● Dataset entries
____

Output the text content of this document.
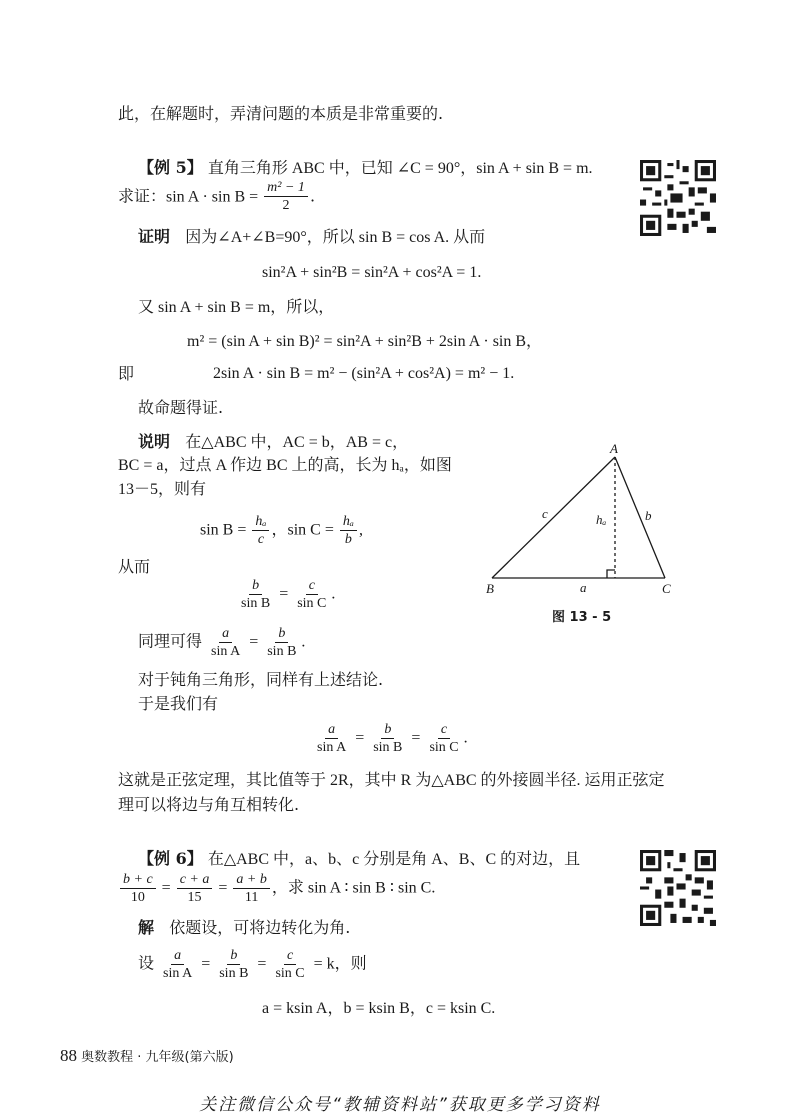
此，在解题时，弄清问题的本质是非常重要的.
【例 5】 直角三角形 ABC 中，已知 ∠C = 90°，sin A + sin B = m.
求证：$\sin A \cdot \sin B = \frac{\text{m² − 1}}{2}$ .
证明 因为∠A+∠B=90°，所以 sin B = cos A. 从而
sin²A + sin²B = sin²A + cos²A = 1.
又 sin A + sin B = m，所以，
m² = (sin A + sin B)² = sin²A + sin²B + 2sin A · sin B，
即	2sin A · sin B = m² − (sin²A + cos²A) = m² − 1.
故命题得证.
说明 在△ABC 中，AC = b，AB = c，
BC = a，过点 A 作边 BC 上的高，长为 hₐ，如图
13－5，则有
$\sin B = \frac{\text{hₐ}}{c}$ ，$\sin C = \frac{\text{hₐ}}{b}$ ,
从而
$\frac{b}{\text{sin B}} = \frac{c}{\text{sin C}}$ .
同理可得 $\frac{a}{\text{sin A}} = \frac{b}{\text{sin B}}$ .
对于钝角三角形，同样有上述结论.
于是我们有
$\frac{a}{\text{sin A}} = \frac{b}{\text{sin B}} = \frac{c}{\text{sin C}}$ .
这就是正弦定理，其比值等于 2R，其中 R 为△ABC 的外接圆半径. 运用正弦定
理可以将边与角互相转化.
A
B	C
a
b
c	hₐ
图 13 - 5
【例 6】 在△ABC 中，a、b、c 分别是角 A、B、C 的对边，且
$\frac{b + c}{10} = \frac{c + a}{15} = \frac{a + b}{11}$ ，求 sin A ∶ sin B ∶ sin C.
解 依题设，可将边转化为角.
设 $\frac{a}{\text{sin A}} = \frac{b}{\text{sin B}} = \frac{c}{\text{sin C}} = k$，则
a = ksin A，b = ksin B，c = ksin C.
88 奥数教程 · 九年级(第六版)
关注微信公众号“教辅资料站”获取更多学习资料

____

● DIRECTION
Copy all lines from the data that hold the word "text".

● OUTPUT OF THE EXERCISE
Output the text content of this document.
求证：$\sin A \cdot \sin B = \frac{\text{m² − 1}}{2}$ .
$\sin B = \frac{\text{hₐ}}{c}$ ，$\sin C = \frac{\text{hₐ}}{b}$ ,
$\frac{b}{\text{sin B}} = \frac{c}{\text{sin C}}$ .
同理可得 $\frac{a}{\text{sin A}} = \frac{b}{\text{sin B}}$ .
$\frac{a}{\text{sin A}} = \frac{b}{\text{sin B}} = \frac{c}{\text{sin C}}$ .
设 $\frac{a}{\text{sin A}} = \frac{b}{\text{sin B}} = \frac{c}{\text{sin C}} = k$，则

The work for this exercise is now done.